**Exercise objective:**
Give the entries again, word for word.

[Records about charts and figures]
--------

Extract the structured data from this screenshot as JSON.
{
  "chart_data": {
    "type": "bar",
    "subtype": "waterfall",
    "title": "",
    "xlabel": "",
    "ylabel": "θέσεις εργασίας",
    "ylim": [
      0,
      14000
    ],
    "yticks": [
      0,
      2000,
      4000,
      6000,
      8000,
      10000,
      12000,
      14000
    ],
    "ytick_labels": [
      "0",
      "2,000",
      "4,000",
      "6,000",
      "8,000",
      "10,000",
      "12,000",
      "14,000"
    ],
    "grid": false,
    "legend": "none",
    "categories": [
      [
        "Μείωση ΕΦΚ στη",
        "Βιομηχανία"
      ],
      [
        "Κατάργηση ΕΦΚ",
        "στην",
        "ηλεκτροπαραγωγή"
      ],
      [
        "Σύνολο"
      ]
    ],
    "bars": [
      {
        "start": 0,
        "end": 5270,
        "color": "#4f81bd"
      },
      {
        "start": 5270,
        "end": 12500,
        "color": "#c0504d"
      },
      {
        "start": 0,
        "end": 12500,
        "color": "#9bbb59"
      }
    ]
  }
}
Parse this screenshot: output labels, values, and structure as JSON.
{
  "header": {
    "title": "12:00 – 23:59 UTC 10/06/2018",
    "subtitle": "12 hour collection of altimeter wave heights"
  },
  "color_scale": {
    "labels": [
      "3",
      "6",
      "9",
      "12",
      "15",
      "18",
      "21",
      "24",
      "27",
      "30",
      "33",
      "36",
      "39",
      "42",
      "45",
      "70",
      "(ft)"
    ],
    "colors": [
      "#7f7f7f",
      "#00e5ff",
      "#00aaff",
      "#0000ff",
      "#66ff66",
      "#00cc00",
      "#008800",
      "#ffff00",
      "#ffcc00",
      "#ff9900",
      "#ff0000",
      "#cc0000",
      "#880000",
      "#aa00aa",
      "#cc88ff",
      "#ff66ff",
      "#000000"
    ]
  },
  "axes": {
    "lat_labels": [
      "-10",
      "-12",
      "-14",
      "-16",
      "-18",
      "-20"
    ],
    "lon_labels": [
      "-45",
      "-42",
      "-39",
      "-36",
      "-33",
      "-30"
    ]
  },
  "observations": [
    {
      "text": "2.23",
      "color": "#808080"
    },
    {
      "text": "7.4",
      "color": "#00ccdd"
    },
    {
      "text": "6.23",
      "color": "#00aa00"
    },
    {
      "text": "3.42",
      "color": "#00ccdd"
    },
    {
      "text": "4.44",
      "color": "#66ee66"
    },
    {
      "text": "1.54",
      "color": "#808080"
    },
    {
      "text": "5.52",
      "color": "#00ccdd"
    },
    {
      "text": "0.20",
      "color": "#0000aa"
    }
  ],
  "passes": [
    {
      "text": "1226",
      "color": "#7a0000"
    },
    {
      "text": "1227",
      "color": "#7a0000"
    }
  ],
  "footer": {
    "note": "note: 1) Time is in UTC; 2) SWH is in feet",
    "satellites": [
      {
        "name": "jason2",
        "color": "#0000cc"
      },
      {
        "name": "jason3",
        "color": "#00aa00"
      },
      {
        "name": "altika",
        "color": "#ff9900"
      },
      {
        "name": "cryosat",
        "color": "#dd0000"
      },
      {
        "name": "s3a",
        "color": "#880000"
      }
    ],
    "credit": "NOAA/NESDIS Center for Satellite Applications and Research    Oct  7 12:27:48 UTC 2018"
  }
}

--------

**Final result:**
Extract the structured data from this screenshot as JSON.
{
  "chart_data": {
    "type": "bar",
    "subtype": "waterfall",
    "title": "",
    "xlabel": "",
    "ylabel": "θέσεις εργασίας",
    "ylim": [
      0,
      14000
    ],
    "yticks": [
      0,
      2000,
      4000,
      6000,
      8000,
      10000,
      12000,
      14000
    ],
    "ytick_labels": [
      "0",
      "2,000",
      "4,000",
      "6,000",
      "8,000",
      "10,000",
      "12,000",
      "14,000"
    ],
    "grid": false,
    "legend": "none",
    "categories": [
      [
        "Μείωση ΕΦΚ στη",
        "Βιομηχανία"
      ],
      [
        "Κατάργηση ΕΦΚ",
        "στην",
        "ηλεκτροπαραγωγή"
      ],
      [
        "Σύνολο"
      ]
    ],
    "bars": [
      {
        "start": 0,
        "end": 5270,
        "color": "#4f81bd"
      },
      {
        "start": 5270,
        "end": 12500,
        "color": "#c0504d"
      },
      {
        "start": 0,
        "end": 12500,
        "color": "#9bbb59"
      }
    ]
  }
}
Parse this screenshot: output labels, values, and structure as JSON.
{
  "header": {
    "title": "12:00 – 23:59 UTC 10/06/2018",
    "subtitle": "12 hour collection of altimeter wave heights"
  },
  "color_scale": {
    "labels": [
      "3",
      "6",
      "9",
      "12",
      "15",
      "18",
      "21",
      "24",
      "27",
      "30",
      "33",
      "36",
      "39",
      "42",
      "45",
      "70",
      "(ft)"
    ],
    "colors": [
      "#7f7f7f",
      "#00e5ff",
      "#00aaff",
      "#0000ff",
      "#66ff66",
      "#00cc00",
      "#008800",
      "#ffff00",
      "#ffcc00",
      "#ff9900",
      "#ff0000",
      "#cc0000",
      "#880000",
      "#aa00aa",
      "#cc88ff",
      "#ff66ff",
      "#000000"
    ]
  },
  "axes": {
    "lat_labels": [
      "-10",
      "-12",
      "-14",
      "-16",
      "-18",
      "-20"
    ],
    "lon_labels": [
      "-45",
      "-42",
      "-39",
      "-36",
      "-33",
      "-30"
    ]
  },
  "observations": [
    {
      "text": "2.23",
      "color": "#808080"
    },
    {
      "text": "7.4",
      "color": "#00ccdd"
    },
    {
      "text": "6.23",
      "color": "#00aa00"
    },
    {
      "text": "3.42",
      "color": "#00ccdd"
    },
    {
      "text": "4.44",
      "color": "#66ee66"
    },
    {
      "text": "1.54",
      "color": "#808080"
    },
    {
      "text": "5.52",
      "color": "#00ccdd"
    },
    {
      "text": "0.20",
      "color": "#0000aa"
    }
  ],
  "passes": [
    {
      "text": "1226",
      "color": "#7a0000"
    },
    {
      "text": "1227",
      "color": "#7a0000"
    }
  ],
  "footer": {
    "note": "note: 1) Time is in UTC; 2) SWH is in feet",
    "satellites": [
      {
        "name": "jason2",
        "color": "#0000cc"
      },
      {
        "name": "jason3",
        "color": "#00aa00"
      },
      {
        "name": "altika",
        "color": "#ff9900"
      },
      {
        "name": "cryosat",
        "color": "#dd0000"
      },
      {
        "name": "s3a",
        "color": "#880000"
      }
    ],
    "credit": "NOAA/NESDIS Center for Satellite Applications and Research    Oct  7 12:27:48 UTC 2018"
  }
}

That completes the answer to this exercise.